■ **YOUR TASK**: Show every line of the records below that contains the word "Importance".

■ **LISTING**:
━━━━━━━━━━━━━━━━━━━━

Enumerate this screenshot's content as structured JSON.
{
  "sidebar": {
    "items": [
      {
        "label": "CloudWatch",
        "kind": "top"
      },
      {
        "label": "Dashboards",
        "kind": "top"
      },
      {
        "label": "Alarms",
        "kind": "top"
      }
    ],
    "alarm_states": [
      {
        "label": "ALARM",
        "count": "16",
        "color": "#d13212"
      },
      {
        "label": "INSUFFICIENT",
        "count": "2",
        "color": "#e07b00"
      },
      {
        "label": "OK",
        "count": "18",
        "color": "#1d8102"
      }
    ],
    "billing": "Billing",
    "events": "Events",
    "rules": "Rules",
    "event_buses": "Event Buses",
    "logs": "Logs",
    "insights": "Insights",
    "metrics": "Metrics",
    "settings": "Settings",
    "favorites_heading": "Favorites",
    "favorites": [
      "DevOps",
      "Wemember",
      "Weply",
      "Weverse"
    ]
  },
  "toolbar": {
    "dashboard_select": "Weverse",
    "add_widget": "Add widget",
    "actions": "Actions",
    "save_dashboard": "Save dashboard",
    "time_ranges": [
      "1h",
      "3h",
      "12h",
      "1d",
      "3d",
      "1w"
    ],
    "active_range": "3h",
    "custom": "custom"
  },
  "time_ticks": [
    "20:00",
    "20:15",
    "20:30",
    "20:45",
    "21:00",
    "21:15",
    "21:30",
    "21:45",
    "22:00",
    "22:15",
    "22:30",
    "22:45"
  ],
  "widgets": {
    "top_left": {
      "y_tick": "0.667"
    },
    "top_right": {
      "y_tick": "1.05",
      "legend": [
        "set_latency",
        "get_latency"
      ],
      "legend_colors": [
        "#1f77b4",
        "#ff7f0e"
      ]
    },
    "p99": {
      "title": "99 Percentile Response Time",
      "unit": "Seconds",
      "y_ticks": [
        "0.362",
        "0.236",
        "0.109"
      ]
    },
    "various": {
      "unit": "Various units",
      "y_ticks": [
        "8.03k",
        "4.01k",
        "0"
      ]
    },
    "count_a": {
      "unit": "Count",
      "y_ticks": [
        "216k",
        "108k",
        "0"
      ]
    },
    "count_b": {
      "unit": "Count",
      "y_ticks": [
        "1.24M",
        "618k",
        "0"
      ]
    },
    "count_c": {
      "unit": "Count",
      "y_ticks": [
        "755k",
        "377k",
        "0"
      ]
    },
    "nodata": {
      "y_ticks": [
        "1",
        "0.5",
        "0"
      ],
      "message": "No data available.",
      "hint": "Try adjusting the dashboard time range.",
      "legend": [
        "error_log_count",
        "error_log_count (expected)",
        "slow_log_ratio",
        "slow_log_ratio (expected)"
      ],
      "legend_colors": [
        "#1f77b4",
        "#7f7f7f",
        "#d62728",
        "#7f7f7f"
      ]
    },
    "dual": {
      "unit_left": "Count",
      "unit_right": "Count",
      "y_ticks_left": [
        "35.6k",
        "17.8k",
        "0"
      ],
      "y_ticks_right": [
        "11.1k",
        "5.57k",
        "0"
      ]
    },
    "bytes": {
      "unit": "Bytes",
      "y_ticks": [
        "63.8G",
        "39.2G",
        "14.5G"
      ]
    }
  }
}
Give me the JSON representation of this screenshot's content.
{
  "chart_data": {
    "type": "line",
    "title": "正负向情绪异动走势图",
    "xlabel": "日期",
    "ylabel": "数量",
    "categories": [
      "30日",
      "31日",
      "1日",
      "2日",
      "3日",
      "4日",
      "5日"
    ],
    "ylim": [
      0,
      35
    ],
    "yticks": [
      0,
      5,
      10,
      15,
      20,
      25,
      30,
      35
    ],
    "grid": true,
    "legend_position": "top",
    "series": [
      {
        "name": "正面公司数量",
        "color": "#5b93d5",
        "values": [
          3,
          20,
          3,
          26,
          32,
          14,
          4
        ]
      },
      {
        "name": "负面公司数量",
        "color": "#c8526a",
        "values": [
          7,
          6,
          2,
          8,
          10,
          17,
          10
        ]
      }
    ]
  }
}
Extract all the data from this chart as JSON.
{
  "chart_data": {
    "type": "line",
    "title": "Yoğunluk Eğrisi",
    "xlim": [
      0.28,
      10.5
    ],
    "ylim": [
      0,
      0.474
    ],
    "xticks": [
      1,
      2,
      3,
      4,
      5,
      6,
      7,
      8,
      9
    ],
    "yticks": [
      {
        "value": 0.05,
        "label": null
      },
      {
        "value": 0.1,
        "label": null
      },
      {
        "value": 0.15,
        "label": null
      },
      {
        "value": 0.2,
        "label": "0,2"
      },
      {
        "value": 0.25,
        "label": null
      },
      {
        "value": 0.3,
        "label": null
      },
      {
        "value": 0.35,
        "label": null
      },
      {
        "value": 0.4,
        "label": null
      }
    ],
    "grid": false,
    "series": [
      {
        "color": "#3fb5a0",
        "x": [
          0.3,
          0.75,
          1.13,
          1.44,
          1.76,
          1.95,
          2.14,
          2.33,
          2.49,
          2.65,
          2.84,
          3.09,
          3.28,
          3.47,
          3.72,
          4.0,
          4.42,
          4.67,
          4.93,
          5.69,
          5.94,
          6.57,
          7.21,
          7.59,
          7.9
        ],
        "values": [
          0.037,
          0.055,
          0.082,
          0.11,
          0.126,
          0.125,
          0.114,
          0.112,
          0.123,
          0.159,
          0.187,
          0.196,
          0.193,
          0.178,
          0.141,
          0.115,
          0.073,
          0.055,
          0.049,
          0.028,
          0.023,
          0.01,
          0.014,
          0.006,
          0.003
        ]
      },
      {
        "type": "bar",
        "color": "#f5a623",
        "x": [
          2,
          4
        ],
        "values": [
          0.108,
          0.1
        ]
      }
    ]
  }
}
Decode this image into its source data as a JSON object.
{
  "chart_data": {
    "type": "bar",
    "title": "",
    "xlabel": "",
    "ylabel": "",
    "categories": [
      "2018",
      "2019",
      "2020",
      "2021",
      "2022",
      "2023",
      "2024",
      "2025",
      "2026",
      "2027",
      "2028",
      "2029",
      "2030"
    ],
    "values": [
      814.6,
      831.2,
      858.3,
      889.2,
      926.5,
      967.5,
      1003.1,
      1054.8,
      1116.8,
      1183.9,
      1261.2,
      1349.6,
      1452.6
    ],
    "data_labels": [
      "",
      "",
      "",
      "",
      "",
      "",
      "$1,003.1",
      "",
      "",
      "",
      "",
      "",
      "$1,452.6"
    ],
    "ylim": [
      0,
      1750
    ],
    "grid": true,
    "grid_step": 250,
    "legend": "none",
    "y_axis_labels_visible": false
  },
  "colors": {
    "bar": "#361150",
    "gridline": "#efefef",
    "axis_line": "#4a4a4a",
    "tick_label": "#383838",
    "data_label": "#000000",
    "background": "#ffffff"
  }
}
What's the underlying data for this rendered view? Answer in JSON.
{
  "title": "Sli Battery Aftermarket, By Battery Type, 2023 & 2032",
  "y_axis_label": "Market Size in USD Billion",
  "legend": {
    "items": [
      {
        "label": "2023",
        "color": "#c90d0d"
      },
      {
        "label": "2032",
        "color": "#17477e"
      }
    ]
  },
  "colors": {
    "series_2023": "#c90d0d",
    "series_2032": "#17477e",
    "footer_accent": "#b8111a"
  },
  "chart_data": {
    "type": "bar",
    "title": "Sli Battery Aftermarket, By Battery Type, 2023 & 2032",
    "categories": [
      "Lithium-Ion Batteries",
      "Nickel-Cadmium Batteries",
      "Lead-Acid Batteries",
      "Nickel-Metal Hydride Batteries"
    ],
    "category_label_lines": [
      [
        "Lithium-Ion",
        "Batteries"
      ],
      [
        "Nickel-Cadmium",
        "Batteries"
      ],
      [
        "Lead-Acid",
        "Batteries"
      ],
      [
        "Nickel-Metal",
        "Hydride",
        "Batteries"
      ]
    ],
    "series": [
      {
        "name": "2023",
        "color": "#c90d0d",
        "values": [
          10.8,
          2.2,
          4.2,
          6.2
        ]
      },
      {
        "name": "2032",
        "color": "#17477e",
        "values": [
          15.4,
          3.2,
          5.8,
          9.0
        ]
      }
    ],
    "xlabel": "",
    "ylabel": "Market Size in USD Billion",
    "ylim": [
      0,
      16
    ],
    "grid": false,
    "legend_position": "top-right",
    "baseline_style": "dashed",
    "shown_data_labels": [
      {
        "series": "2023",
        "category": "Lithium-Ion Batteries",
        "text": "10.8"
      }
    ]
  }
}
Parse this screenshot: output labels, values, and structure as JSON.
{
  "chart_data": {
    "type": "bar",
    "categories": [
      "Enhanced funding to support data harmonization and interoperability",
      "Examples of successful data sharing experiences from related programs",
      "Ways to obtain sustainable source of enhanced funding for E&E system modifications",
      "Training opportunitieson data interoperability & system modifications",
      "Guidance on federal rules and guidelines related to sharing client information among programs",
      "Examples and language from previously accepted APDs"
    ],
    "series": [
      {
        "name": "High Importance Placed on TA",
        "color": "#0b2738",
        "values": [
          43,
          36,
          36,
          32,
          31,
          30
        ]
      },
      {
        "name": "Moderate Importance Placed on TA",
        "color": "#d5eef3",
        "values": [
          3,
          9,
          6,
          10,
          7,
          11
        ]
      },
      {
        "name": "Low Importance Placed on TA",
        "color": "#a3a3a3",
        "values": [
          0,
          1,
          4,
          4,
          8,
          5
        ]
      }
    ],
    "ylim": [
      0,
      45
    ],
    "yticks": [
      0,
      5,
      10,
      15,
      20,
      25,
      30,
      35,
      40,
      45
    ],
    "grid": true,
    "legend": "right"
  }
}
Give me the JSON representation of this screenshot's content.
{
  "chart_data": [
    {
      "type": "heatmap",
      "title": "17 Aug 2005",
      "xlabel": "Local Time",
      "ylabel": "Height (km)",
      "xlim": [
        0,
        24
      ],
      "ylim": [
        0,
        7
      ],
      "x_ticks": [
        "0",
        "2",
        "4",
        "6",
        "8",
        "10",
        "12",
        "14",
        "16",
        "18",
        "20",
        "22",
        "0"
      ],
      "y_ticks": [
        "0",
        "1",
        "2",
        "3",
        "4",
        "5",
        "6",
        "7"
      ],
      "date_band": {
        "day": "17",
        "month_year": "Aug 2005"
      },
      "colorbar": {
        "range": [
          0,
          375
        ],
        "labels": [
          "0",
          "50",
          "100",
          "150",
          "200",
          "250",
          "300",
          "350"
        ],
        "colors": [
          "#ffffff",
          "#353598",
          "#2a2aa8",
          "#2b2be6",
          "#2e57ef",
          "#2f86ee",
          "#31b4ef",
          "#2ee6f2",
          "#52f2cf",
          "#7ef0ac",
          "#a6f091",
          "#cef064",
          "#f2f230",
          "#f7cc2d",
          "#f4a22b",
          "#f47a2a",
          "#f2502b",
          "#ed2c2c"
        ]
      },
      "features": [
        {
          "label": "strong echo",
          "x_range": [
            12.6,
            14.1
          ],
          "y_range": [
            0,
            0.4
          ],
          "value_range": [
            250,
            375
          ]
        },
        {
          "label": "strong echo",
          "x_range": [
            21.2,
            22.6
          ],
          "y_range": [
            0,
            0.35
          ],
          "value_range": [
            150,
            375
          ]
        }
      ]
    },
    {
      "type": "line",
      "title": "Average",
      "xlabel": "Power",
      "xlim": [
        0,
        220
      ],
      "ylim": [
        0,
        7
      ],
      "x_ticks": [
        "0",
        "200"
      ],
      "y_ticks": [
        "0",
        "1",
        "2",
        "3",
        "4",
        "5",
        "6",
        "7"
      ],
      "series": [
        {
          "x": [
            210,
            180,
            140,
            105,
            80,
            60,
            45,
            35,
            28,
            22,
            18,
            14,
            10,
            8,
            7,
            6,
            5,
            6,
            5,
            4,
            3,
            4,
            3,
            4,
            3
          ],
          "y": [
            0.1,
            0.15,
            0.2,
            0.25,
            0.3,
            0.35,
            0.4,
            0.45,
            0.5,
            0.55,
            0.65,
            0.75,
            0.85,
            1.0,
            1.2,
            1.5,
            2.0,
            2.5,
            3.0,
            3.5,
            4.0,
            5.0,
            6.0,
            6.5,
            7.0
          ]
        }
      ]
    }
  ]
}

━━━━━━━━━━━━━━━━━━━━

■ **SOLUTION TO THE EXERCISE**:
        "name": "High Importance Placed on TA",
        "name": "Moderate Importance Placed on TA",
        "name": "Low Importance Placed on TA",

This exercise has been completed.